━━━ PROVIDED ENTRIES

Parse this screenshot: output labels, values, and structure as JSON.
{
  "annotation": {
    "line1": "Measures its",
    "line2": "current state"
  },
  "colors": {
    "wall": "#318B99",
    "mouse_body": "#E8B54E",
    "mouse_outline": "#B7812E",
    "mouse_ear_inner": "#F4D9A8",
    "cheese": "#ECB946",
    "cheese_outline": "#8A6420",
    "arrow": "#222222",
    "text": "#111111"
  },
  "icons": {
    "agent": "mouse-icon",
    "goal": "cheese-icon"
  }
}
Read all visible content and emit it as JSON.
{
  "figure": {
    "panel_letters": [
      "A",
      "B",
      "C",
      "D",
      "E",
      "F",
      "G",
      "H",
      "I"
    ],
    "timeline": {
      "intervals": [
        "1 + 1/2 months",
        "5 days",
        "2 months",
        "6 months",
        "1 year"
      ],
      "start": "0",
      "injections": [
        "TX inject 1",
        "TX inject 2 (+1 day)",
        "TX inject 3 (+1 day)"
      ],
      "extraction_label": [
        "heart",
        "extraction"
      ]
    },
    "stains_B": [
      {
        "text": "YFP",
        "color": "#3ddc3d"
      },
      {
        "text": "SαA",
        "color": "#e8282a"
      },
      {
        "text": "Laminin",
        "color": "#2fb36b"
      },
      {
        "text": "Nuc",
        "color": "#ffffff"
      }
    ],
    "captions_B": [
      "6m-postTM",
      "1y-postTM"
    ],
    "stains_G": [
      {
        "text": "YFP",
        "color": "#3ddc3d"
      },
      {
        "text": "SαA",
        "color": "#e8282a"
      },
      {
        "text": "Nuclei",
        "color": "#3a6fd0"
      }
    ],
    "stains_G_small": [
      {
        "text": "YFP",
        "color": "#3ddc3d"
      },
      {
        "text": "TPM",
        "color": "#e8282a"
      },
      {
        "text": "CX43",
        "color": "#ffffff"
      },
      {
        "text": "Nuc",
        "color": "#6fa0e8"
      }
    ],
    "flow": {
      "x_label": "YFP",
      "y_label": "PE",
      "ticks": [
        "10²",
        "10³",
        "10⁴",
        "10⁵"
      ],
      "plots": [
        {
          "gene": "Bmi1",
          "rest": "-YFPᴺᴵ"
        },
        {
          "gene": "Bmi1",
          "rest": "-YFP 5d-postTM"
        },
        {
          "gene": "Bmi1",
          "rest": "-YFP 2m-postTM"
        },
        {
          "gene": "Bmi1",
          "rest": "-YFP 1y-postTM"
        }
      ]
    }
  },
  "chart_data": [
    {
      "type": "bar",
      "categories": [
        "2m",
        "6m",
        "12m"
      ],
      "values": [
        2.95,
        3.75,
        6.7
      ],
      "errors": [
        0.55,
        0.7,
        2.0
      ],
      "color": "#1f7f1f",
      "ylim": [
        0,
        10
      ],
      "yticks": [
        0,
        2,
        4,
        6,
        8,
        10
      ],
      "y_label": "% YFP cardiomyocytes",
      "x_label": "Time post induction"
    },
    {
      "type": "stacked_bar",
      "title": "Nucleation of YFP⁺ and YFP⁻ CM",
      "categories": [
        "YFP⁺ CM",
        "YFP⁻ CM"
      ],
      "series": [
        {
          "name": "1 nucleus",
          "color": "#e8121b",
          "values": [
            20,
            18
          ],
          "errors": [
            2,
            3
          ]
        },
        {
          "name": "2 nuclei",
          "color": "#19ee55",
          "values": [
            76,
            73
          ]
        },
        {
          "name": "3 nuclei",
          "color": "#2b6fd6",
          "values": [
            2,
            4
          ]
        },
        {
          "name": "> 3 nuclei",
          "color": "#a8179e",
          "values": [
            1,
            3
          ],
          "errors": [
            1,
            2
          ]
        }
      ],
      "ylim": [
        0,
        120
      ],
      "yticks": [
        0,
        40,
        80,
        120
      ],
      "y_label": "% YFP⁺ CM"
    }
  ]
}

━━━━━━

SHORT TASK: Repeat the lines above exactly.

RESULT:
Parse this screenshot: output labels, values, and structure as JSON.
{
  "annotation": {
    "line1": "Measures its",
    "line2": "current state"
  },
  "colors": {
    "wall": "#318B99",
    "mouse_body": "#E8B54E",
    "mouse_outline": "#B7812E",
    "mouse_ear_inner": "#F4D9A8",
    "cheese": "#ECB946",
    "cheese_outline": "#8A6420",
    "arrow": "#222222",
    "text": "#111111"
  },
  "icons": {
    "agent": "mouse-icon",
    "goal": "cheese-icon"
  }
}
Read all visible content and emit it as JSON.
{
  "figure": {
    "panel_letters": [
      "A",
      "B",
      "C",
      "D",
      "E",
      "F",
      "G",
      "H",
      "I"
    ],
    "timeline": {
      "intervals": [
        "1 + 1/2 months",
        "5 days",
        "2 months",
        "6 months",
        "1 year"
      ],
      "start": "0",
      "injections": [
        "TX inject 1",
        "TX inject 2 (+1 day)",
        "TX inject 3 (+1 day)"
      ],
      "extraction_label": [
        "heart",
        "extraction"
      ]
    },
    "stains_B": [
      {
        "text": "YFP",
        "color": "#3ddc3d"
      },
      {
        "text": "SαA",
        "color": "#e8282a"
      },
      {
        "text": "Laminin",
        "color": "#2fb36b"
      },
      {
        "text": "Nuc",
        "color": "#ffffff"
      }
    ],
    "captions_B": [
      "6m-postTM",
      "1y-postTM"
    ],
    "stains_G": [
      {
        "text": "YFP",
        "color": "#3ddc3d"
      },
      {
        "text": "SαA",
        "color": "#e8282a"
      },
      {
        "text": "Nuclei",
        "color": "#3a6fd0"
      }
    ],
    "stains_G_small": [
      {
        "text": "YFP",
        "color": "#3ddc3d"
      },
      {
        "text": "TPM",
        "color": "#e8282a"
      },
      {
        "text": "CX43",
        "color": "#ffffff"
      },
      {
        "text": "Nuc",
        "color": "#6fa0e8"
      }
    ],
    "flow": {
      "x_label": "YFP",
      "y_label": "PE",
      "ticks": [
        "10²",
        "10³",
        "10⁴",
        "10⁵"
      ],
      "plots": [
        {
          "gene": "Bmi1",
          "rest": "-YFPᴺᴵ"
        },
        {
          "gene": "Bmi1",
          "rest": "-YFP 5d-postTM"
        },
        {
          "gene": "Bmi1",
          "rest": "-YFP 2m-postTM"
        },
        {
          "gene": "Bmi1",
          "rest": "-YFP 1y-postTM"
        }
      ]
    }
  },
  "chart_data": [
    {
      "type": "bar",
      "categories": [
        "2m",
        "6m",
        "12m"
      ],
      "values": [
        2.95,
        3.75,
        6.7
      ],
      "errors": [
        0.55,
        0.7,
        2.0
      ],
      "color": "#1f7f1f",
      "ylim": [
        0,
        10
      ],
      "yticks": [
        0,
        2,
        4,
        6,
        8,
        10
      ],
      "y_label": "% YFP cardiomyocytes",
      "x_label": "Time post induction"
    },
    {
      "type": "stacked_bar",
      "title": "Nucleation of YFP⁺ and YFP⁻ CM",
      "categories": [
        "YFP⁺ CM",
        "YFP⁻ CM"
      ],
      "series": [
        {
          "name": "1 nucleus",
          "color": "#e8121b",
          "values": [
            20,
            18
          ],
          "errors": [
            2,
            3
          ]
        },
        {
          "name": "2 nuclei",
          "color": "#19ee55",
          "values": [
            76,
            73
          ]
        },
        {
          "name": "3 nuclei",
          "color": "#2b6fd6",
          "values": [
            2,
            4
          ]
        },
        {
          "name": "> 3 nuclei",
          "color": "#a8179e",
          "values": [
            1,
            3
          ],
          "errors": [
            1,
            2
          ]
        }
      ],
      "ylim": [
        0,
        120
      ],
      "yticks": [
        0,
        40,
        80,
        120
      ],
      "y_label": "% YFP⁺ CM"
    }
  ]
}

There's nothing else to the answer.